Aim
Reproduce word for word everything from the line containing "Detect and localize" down to the line containing "icon: dashboard: N xyxy=(483,128,491,139)", including both of those lines.

>> START Material for the task

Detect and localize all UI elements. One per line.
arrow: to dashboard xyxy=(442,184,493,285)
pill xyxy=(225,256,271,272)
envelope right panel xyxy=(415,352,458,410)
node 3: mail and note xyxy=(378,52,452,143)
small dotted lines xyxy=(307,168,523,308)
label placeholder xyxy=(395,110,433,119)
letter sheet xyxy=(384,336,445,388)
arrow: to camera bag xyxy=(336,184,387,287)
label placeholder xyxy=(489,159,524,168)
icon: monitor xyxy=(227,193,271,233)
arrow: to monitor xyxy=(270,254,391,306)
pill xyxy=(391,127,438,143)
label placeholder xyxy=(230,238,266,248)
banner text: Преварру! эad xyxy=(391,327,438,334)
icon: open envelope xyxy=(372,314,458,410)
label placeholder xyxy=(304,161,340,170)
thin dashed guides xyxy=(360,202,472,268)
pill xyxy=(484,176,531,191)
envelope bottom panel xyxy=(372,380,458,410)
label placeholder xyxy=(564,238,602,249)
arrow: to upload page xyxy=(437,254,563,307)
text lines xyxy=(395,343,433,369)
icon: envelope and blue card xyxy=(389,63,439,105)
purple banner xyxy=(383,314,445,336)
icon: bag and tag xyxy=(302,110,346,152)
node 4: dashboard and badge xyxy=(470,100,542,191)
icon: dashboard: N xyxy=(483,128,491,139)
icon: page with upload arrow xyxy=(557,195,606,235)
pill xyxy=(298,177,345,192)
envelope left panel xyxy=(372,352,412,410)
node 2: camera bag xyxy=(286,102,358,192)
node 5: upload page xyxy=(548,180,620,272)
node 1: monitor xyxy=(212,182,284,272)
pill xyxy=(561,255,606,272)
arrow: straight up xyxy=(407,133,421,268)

>> END Material for the task
>> START Material for the task

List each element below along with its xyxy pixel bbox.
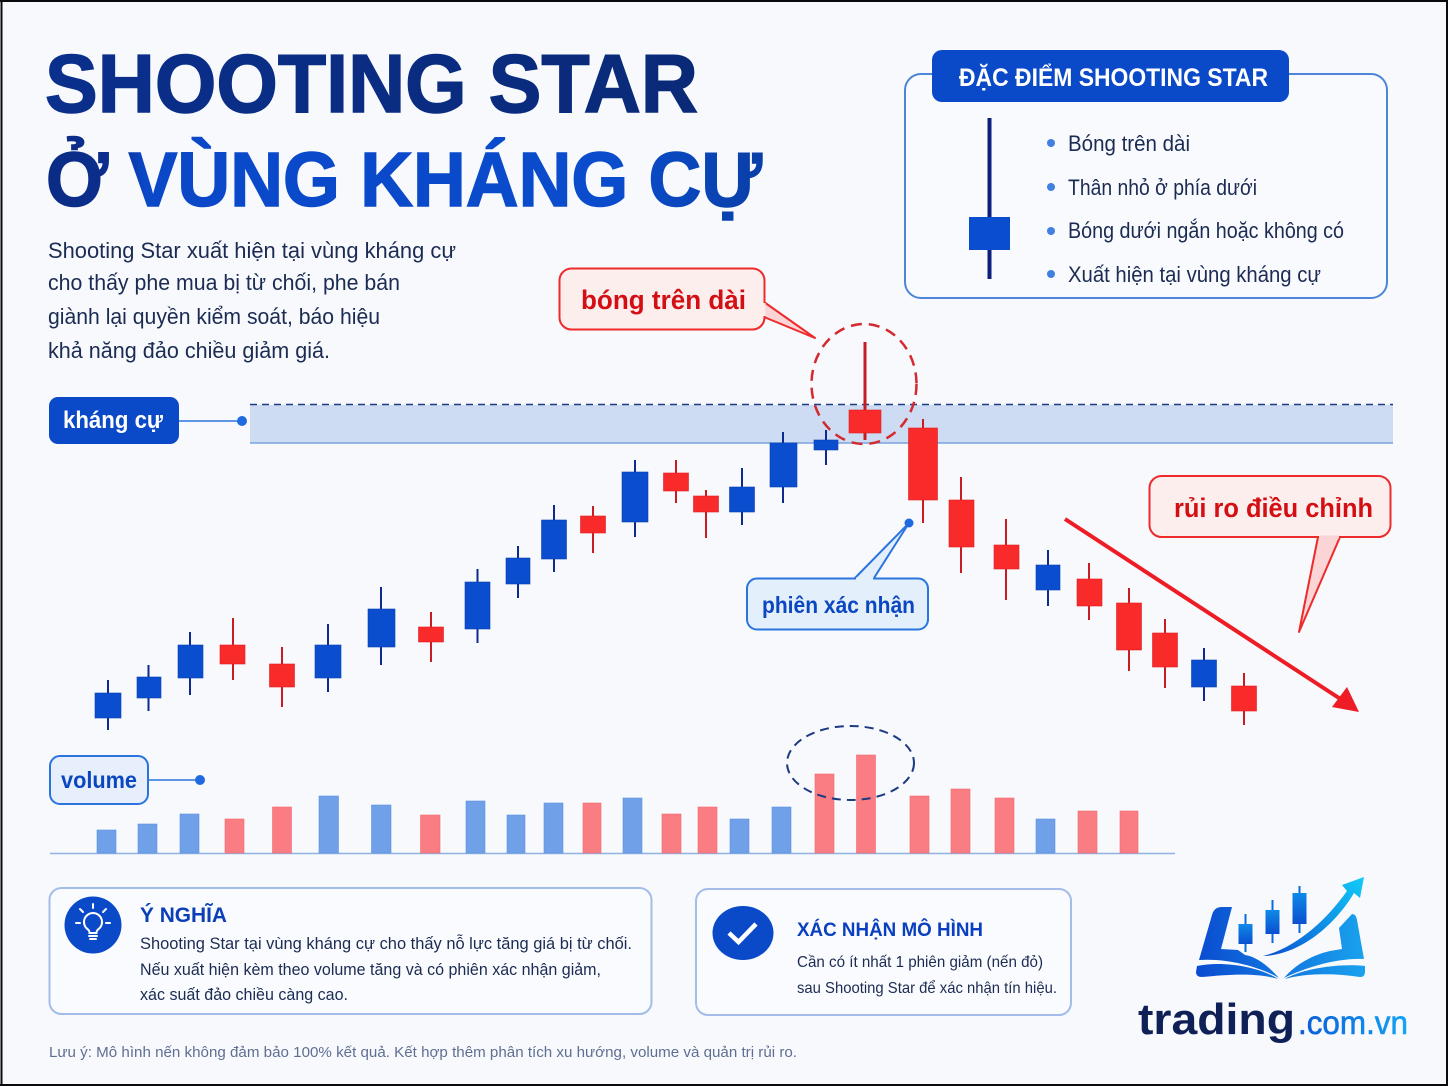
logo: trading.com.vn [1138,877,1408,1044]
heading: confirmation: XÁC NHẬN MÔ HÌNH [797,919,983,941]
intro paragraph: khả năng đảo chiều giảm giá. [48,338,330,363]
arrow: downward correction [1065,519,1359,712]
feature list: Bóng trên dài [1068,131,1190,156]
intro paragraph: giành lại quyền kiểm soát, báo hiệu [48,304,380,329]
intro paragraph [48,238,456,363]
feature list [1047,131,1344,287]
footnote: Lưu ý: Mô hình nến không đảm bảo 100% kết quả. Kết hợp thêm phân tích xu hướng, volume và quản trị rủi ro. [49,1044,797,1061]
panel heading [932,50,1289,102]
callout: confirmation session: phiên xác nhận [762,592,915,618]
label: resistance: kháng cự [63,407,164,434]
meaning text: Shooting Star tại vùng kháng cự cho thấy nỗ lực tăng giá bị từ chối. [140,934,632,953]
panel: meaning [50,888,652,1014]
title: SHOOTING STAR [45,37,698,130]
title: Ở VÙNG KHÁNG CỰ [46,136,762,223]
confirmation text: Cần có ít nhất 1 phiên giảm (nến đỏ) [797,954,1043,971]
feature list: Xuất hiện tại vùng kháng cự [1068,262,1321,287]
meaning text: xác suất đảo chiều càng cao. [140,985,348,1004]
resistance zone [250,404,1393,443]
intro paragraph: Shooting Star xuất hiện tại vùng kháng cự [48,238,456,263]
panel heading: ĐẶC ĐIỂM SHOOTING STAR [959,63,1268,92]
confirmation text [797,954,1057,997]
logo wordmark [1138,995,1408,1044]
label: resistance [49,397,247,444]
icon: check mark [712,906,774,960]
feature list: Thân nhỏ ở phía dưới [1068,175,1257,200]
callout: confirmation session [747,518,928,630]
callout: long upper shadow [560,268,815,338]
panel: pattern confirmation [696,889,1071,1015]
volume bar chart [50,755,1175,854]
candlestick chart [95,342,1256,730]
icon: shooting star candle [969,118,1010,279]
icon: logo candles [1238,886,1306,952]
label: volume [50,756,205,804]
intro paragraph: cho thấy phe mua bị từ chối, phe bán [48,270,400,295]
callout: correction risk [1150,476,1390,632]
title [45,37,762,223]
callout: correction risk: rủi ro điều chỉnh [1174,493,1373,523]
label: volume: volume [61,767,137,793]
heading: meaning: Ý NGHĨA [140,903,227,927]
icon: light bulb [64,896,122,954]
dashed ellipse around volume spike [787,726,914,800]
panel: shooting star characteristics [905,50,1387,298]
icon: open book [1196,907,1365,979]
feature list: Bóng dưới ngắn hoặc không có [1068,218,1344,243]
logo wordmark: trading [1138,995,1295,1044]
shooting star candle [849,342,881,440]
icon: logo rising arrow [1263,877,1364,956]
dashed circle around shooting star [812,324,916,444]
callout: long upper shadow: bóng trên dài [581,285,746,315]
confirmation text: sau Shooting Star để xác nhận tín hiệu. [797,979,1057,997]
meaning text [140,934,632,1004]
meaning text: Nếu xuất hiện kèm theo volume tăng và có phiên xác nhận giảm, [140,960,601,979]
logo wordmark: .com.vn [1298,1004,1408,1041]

>> END Material for the task

Expected answer
Detect and localize all UI elements. One per line.
arrow: to dashboard xyxy=(442,184,493,285)
pill xyxy=(225,256,271,272)
envelope right panel xyxy=(415,352,458,410)
node 3: mail and note xyxy=(378,52,452,143)
small dotted lines xyxy=(307,168,523,308)
label placeholder xyxy=(395,110,433,119)
letter sheet xyxy=(384,336,445,388)
arrow: to camera bag xyxy=(336,184,387,287)
label placeholder xyxy=(489,159,524,168)
icon: monitor xyxy=(227,193,271,233)
arrow: to monitor xyxy=(270,254,391,306)
pill xyxy=(391,127,438,143)
label placeholder xyxy=(230,238,266,248)
banner text: Преварру! эad xyxy=(391,327,438,334)
icon: open envelope xyxy=(372,314,458,410)
label placeholder xyxy=(304,161,340,170)
thin dashed guides xyxy=(360,202,472,268)
pill xyxy=(484,176,531,191)
envelope bottom panel xyxy=(372,380,458,410)
label placeholder xyxy=(564,238,602,249)
arrow: to upload page xyxy=(437,254,563,307)
text lines xyxy=(395,343,433,369)
icon: envelope and blue card xyxy=(389,63,439,105)
purple banner xyxy=(383,314,445,336)
icon: bag and tag xyxy=(302,110,346,152)
node 4: dashboard and badge xyxy=(470,100,542,191)
icon: dashboard: N xyxy=(483,128,491,139)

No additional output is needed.